Directions for this task. Scan the material below for the string "CanStockPhoto", and copy every line where it shows up.

Available data.
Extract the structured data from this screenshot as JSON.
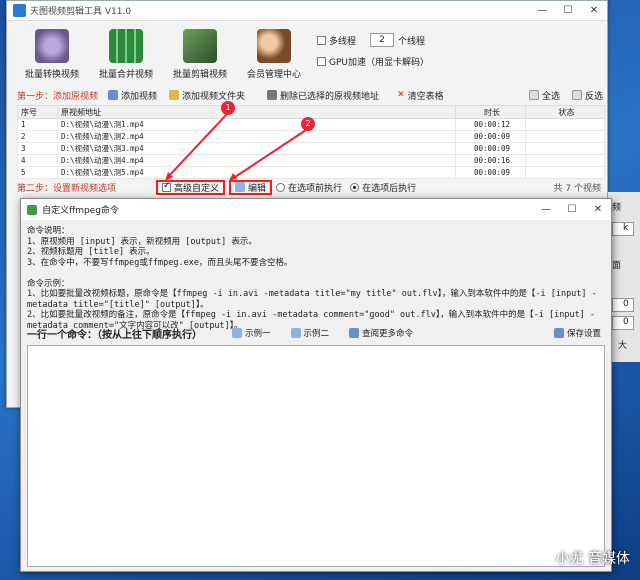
{
  "app": {
    "title": "天图视频剪辑工具 V11.0"
  },
  "tools": [
    {
      "label": "批量转换视频",
      "color": "#6a5a8c"
    },
    {
      "label": "批量合并视频",
      "color": "#2c8a3a"
    },
    {
      "label": "批量剪辑视频",
      "color": "#3a6a3a"
    },
    {
      "label": "会员管理中心",
      "color": "#7a4a2a"
    }
  ],
  "options": {
    "multithread": "多线程",
    "threads": "2",
    "threads_unit": "个线程",
    "gpu": "GPU加速（用显卡解码）"
  },
  "step1": {
    "label": "第一步：添加原视频",
    "add_video": "添加视频",
    "add_folder": "添加视频文件夹",
    "delete": "删除已选择的原视频地址",
    "clear": "清空表格",
    "select_all": "全选",
    "invert": "反选"
  },
  "table": {
    "headers": [
      "序号",
      "原视频地址",
      "时长",
      "状态"
    ],
    "rows": [
      [
        "1",
        "D:\\视频\\动漫\\测1.mp4",
        "00:00:12",
        ""
      ],
      [
        "2",
        "D:\\视频\\动漫\\测2.mp4",
        "00:00:09",
        ""
      ],
      [
        "3",
        "D:\\视频\\动漫\\测3.mp4",
        "00:00:09",
        ""
      ],
      [
        "4",
        "D:\\视频\\动漫\\测4.mp4",
        "00:00:16",
        ""
      ],
      [
        "5",
        "D:\\视频\\动漫\\测5.mp4",
        "00:00:09",
        ""
      ]
    ]
  },
  "step2": {
    "label": "第二步：设置新视频选项",
    "advanced": "高级自定义",
    "edit": "编辑",
    "before": "在选项前执行",
    "after": "在选项后执行",
    "count": "共 7 个视频"
  },
  "badges": [
    "1",
    "2"
  ],
  "dialog": {
    "title": "自定义ffmpeg命令",
    "info": "命令说明：\n1、原视频用 [input] 表示，新视频用 [output] 表示。\n2、视频标题用 [title] 表示。\n3、在命令中，不要写ffmpeg或ffmpeg.exe，而且头尾不要含空格。\n\n命令示例：\n1、比如要批量改视频标题，原命令是【ffmpeg -i in.avi -metadata title=\"my title\" out.flv】，输入到本软件中的是【-i [input] -metadata title=\"[title]\" [output]】。\n2、比如要批量改视频的备注，原命令是【ffmpeg -i in.avi -metadata comment=\"good\" out.flv】，输入到本软件中的是【-i [input] -metadata comment=\"文字内容可以改\" [output]】。",
    "cmd_title": "一行一个命令：（按从上往下顺序执行）",
    "example1": "示例一",
    "example2": "示例二",
    "more": "查阅更多命令",
    "save": "保存设置"
  },
  "right": {
    "labels": [
      "频",
      "k",
      "面",
      "0",
      "0",
      "大"
    ]
  },
  "watermark": "小尤 音媒体"
}
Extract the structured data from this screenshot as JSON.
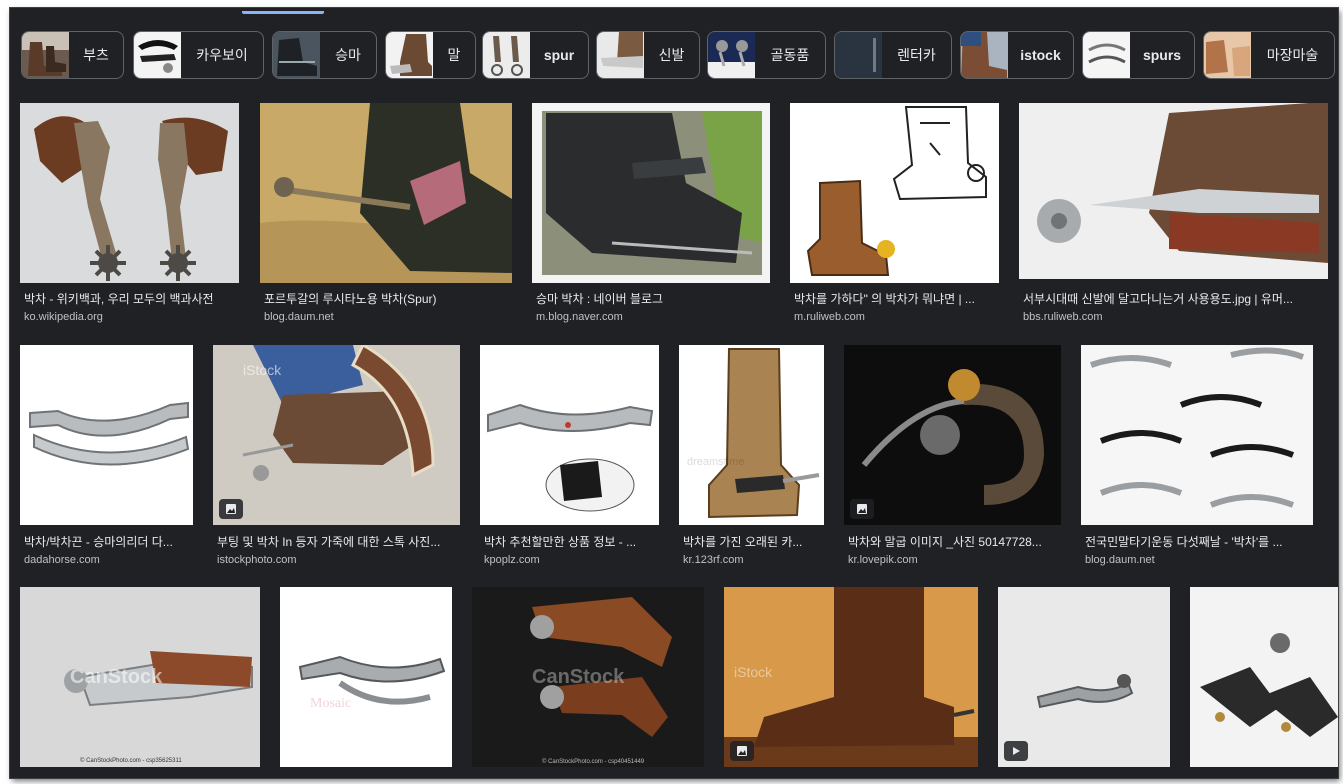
{
  "chips": [
    {
      "label": "부츠",
      "en": false
    },
    {
      "label": "카우보이",
      "en": false
    },
    {
      "label": "승마",
      "en": false
    },
    {
      "label": "말",
      "en": false
    },
    {
      "label": "spur",
      "en": true
    },
    {
      "label": "신발",
      "en": false
    },
    {
      "label": "골동품",
      "en": false
    },
    {
      "label": "렌터카",
      "en": false
    },
    {
      "label": "istock",
      "en": true
    },
    {
      "label": "spurs",
      "en": true
    },
    {
      "label": "마장마술",
      "en": false
    }
  ],
  "results": [
    {
      "title": "박차 - 위키백과, 우리 모두의 백과사전",
      "source": "ko.wikipedia.org"
    },
    {
      "title": "포르투갈의 루시타노용 박차(Spur)",
      "source": "blog.daum.net"
    },
    {
      "title": "승마 박차 : 네이버 블로그",
      "source": "m.blog.naver.com"
    },
    {
      "title": "박차를 가하다\" 의 박차가 뭐냐면 | ...",
      "source": "m.ruliweb.com"
    },
    {
      "title": "서부시대때 신발에 달고다니는거 사용용도.jpg | 유머...",
      "source": "bbs.ruliweb.com"
    },
    {
      "title": "박차/박차끈 - 승마의리더 다...",
      "source": "dadahorse.com"
    },
    {
      "title": "부팅 및 박차 In 등자 가죽에 대한 스톡 사진...",
      "source": "istockphoto.com"
    },
    {
      "title": "박차 추천할만한 상품 정보 - ...",
      "source": "kpoplz.com"
    },
    {
      "title": "박차를 가진 오래된 카...",
      "source": "kr.123rf.com"
    },
    {
      "title": "박차와 말굽 이미지 _사진 50147728...",
      "source": "kr.lovepik.com"
    },
    {
      "title": "전국민말타기운동 다섯째날 - '박차'를 ...",
      "source": "blog.daum.net"
    }
  ],
  "image_watermarks": {
    "result_6": "iStock",
    "result_9": "dreamstime",
    "row3_1": "CanStock",
    "row3_1_caption": "© CanStockPhoto.com - csp35625311",
    "row3_3": "CanStock",
    "row3_3_caption": "© CanStockPhoto.com - csp40451449",
    "row3_4": "iStock",
    "row3_2": "Mosaic"
  },
  "icons": {
    "image_badge": "image-icon",
    "video_badge": "play-icon"
  },
  "colors": {
    "background": "#202124",
    "chip_border": "#5f6368",
    "text_primary": "#e8eaed",
    "text_secondary": "#bdc1c6",
    "accent": "#8ab4f8"
  }
}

Final result.
    "row3_1_caption": "© CanStockPhoto.com - csp35625311",
    "row3_3_caption": "© CanStockPhoto.com - csp40451449",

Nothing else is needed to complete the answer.